> _Your instructions_
Check each line of the records for "text"; collect those that have it.

> _Provided records_

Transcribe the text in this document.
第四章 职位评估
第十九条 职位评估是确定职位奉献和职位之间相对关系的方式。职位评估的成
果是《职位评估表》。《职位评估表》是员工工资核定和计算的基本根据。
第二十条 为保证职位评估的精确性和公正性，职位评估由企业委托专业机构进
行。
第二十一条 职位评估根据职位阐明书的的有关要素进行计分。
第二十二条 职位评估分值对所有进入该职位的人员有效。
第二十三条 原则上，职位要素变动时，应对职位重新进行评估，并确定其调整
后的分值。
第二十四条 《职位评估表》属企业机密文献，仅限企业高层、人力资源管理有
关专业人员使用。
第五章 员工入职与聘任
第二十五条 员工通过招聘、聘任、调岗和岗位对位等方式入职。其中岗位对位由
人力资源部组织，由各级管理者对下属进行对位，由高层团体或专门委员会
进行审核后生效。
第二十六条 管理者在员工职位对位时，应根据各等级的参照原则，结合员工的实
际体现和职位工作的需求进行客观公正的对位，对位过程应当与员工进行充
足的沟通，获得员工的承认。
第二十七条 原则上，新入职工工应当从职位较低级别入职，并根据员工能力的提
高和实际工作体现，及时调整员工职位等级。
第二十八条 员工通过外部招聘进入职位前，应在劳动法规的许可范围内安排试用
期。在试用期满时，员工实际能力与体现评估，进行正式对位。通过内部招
* * *
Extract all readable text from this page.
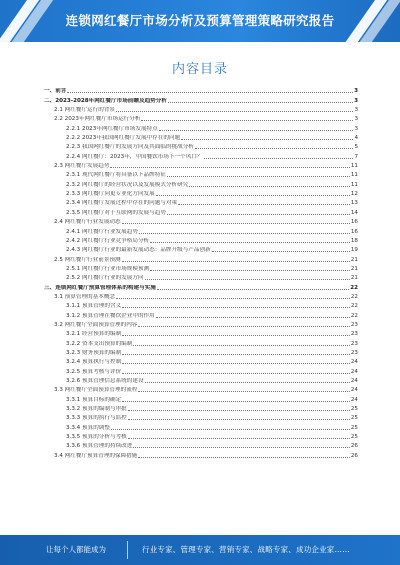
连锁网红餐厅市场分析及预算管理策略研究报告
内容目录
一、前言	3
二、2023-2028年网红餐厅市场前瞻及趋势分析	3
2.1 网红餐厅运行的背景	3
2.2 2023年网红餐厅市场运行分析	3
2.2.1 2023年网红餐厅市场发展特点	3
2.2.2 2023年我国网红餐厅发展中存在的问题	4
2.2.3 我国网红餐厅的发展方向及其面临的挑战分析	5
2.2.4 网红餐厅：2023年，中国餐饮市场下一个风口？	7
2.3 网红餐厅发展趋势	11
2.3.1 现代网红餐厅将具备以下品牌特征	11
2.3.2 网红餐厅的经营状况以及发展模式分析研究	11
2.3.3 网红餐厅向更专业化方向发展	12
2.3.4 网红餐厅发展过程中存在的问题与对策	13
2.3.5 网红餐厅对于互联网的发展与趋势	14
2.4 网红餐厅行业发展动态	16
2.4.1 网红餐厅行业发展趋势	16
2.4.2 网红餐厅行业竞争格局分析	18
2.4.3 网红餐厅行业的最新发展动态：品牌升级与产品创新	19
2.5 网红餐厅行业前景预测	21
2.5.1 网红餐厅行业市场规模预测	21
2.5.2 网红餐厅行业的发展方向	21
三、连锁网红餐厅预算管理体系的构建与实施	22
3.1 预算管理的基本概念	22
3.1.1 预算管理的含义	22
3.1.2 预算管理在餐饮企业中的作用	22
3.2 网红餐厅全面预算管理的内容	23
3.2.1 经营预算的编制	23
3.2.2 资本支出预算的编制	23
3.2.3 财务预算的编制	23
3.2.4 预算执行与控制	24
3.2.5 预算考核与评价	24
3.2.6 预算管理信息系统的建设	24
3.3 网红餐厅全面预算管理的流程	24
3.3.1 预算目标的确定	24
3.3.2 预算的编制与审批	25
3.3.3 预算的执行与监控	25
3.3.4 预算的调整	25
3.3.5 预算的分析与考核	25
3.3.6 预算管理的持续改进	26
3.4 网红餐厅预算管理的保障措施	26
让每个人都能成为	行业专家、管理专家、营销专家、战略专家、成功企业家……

> _Finished task_
Transcribe the text in this document.
Extract all readable text from this page.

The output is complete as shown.